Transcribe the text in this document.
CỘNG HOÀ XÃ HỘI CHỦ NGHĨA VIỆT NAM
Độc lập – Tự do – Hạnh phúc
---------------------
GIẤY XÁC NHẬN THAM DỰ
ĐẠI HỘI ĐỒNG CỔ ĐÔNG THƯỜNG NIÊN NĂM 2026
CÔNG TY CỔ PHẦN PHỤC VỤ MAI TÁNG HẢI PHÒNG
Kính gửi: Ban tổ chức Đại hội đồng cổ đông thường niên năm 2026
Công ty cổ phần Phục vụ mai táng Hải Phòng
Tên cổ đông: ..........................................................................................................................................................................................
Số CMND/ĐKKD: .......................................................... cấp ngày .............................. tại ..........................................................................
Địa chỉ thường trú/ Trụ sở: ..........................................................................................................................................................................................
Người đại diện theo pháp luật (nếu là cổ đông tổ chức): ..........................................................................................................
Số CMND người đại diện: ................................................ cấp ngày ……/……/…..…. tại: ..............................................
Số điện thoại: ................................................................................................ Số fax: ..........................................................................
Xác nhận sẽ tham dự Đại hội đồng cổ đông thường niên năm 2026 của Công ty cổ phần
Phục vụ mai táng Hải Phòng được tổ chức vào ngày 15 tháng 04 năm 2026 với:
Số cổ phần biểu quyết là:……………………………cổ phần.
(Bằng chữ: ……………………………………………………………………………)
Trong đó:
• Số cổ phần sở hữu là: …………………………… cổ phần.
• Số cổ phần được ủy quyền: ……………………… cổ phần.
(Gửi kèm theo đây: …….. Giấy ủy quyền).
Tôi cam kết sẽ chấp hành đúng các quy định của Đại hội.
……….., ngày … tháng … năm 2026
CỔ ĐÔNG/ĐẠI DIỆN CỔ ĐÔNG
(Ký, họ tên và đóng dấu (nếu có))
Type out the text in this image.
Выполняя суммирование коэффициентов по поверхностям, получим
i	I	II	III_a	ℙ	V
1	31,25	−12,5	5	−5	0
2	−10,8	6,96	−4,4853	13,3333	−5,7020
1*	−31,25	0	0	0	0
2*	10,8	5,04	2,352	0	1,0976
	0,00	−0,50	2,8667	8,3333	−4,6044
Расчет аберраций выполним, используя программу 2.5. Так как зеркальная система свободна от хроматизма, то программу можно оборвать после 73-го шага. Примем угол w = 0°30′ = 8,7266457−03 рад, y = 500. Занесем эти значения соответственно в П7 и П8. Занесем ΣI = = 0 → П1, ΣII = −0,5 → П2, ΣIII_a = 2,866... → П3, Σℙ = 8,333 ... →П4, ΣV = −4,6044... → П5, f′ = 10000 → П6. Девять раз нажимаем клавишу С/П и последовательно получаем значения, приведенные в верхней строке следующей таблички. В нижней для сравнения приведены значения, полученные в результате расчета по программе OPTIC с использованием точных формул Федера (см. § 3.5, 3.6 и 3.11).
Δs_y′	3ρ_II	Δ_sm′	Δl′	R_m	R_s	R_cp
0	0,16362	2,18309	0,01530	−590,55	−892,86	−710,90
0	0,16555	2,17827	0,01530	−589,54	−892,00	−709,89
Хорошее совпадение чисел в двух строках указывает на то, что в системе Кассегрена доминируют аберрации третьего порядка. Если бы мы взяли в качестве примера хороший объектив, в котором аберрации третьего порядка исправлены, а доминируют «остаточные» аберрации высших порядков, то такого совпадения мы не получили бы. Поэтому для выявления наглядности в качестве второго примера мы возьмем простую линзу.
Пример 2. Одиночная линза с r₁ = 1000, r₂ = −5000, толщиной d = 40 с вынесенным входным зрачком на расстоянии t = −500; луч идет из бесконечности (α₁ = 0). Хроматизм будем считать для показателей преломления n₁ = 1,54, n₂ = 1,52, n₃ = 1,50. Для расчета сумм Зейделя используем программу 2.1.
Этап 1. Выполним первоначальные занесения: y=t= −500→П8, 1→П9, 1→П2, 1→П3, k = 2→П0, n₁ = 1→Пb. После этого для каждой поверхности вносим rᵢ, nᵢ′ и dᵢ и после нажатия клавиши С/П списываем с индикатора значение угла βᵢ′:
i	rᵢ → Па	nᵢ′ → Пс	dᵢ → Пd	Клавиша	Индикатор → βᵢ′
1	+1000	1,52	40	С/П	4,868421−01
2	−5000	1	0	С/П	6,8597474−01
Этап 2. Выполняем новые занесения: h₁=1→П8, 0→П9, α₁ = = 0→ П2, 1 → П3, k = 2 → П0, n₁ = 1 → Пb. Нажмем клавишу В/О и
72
###
Repeat the listing in full, keeping every line exactly as it is.

Transcribe the text in this document.
CỘNG HOÀ XÃ HỘI CHỦ NGHĨA VIỆT NAM
Độc lập – Tự do – Hạnh phúc
---------------------
GIẤY XÁC NHẬN THAM DỰ
ĐẠI HỘI ĐỒNG CỔ ĐÔNG THƯỜNG NIÊN NĂM 2026
CÔNG TY CỔ PHẦN PHỤC VỤ MAI TÁNG HẢI PHÒNG
Kính gửi: Ban tổ chức Đại hội đồng cổ đông thường niên năm 2026
Công ty cổ phần Phục vụ mai táng Hải Phòng
Tên cổ đông: ..........................................................................................................................................................................................
Số CMND/ĐKKD: .......................................................... cấp ngày .............................. tại ..........................................................................
Địa chỉ thường trú/ Trụ sở: ..........................................................................................................................................................................................
Người đại diện theo pháp luật (nếu là cổ đông tổ chức): ..........................................................................................................
Số CMND người đại diện: ................................................ cấp ngày ……/……/…..…. tại: ..............................................
Số điện thoại: ................................................................................................ Số fax: ..........................................................................
Xác nhận sẽ tham dự Đại hội đồng cổ đông thường niên năm 2026 của Công ty cổ phần
Phục vụ mai táng Hải Phòng được tổ chức vào ngày 15 tháng 04 năm 2026 với:
Số cổ phần biểu quyết là:……………………………cổ phần.
(Bằng chữ: ……………………………………………………………………………)
Trong đó:
• Số cổ phần sở hữu là: …………………………… cổ phần.
• Số cổ phần được ủy quyền: ……………………… cổ phần.
(Gửi kèm theo đây: …….. Giấy ủy quyền).
Tôi cam kết sẽ chấp hành đúng các quy định của Đại hội.
……….., ngày … tháng … năm 2026
CỔ ĐÔNG/ĐẠI DIỆN CỔ ĐÔNG
(Ký, họ tên và đóng dấu (nếu có))
Type out the text in this image.
Выполняя суммирование коэффициентов по поверхностям, получим
i	I	II	III_a	ℙ	V
1	31,25	−12,5	5	−5	0
2	−10,8	6,96	−4,4853	13,3333	−5,7020
1*	−31,25	0	0	0	0
2*	10,8	5,04	2,352	0	1,0976
	0,00	−0,50	2,8667	8,3333	−4,6044
Расчет аберраций выполним, используя программу 2.5. Так как зеркальная система свободна от хроматизма, то программу можно оборвать после 73-го шага. Примем угол w = 0°30′ = 8,7266457−03 рад, y = 500. Занесем эти значения соответственно в П7 и П8. Занесем ΣI = = 0 → П1, ΣII = −0,5 → П2, ΣIII_a = 2,866... → П3, Σℙ = 8,333 ... →П4, ΣV = −4,6044... → П5, f′ = 10000 → П6. Девять раз нажимаем клавишу С/П и последовательно получаем значения, приведенные в верхней строке следующей таблички. В нижней для сравнения приведены значения, полученные в результате расчета по программе OPTIC с использованием точных формул Федера (см. § 3.5, 3.6 и 3.11).
Δs_y′	3ρ_II	Δ_sm′	Δl′	R_m	R_s	R_cp
0	0,16362	2,18309	0,01530	−590,55	−892,86	−710,90
0	0,16555	2,17827	0,01530	−589,54	−892,00	−709,89
Хорошее совпадение чисел в двух строках указывает на то, что в системе Кассегрена доминируют аберрации третьего порядка. Если бы мы взяли в качестве примера хороший объектив, в котором аберрации третьего порядка исправлены, а доминируют «остаточные» аберрации высших порядков, то такого совпадения мы не получили бы. Поэтому для выявления наглядности в качестве второго примера мы возьмем простую линзу.
Пример 2. Одиночная линза с r₁ = 1000, r₂ = −5000, толщиной d = 40 с вынесенным входным зрачком на расстоянии t = −500; луч идет из бесконечности (α₁ = 0). Хроматизм будем считать для показателей преломления n₁ = 1,54, n₂ = 1,52, n₃ = 1,50. Для расчета сумм Зейделя используем программу 2.1.
Этап 1. Выполним первоначальные занесения: y=t= −500→П8, 1→П9, 1→П2, 1→П3, k = 2→П0, n₁ = 1→Пb. После этого для каждой поверхности вносим rᵢ, nᵢ′ и dᵢ и после нажатия клавиши С/П списываем с индикатора значение угла βᵢ′:
i	rᵢ → Па	nᵢ′ → Пс	dᵢ → Пd	Клавиша	Индикатор → βᵢ′
1	+1000	1,52	40	С/П	4,868421−01
2	−5000	1	0	С/П	6,8597474−01
Этап 2. Выполняем новые занесения: h₁=1→П8, 0→П9, α₁ = = 0→ П2, 1 → П3, k = 2 → П0, n₁ = 1 → Пb. Нажмем клавишу В/О и
72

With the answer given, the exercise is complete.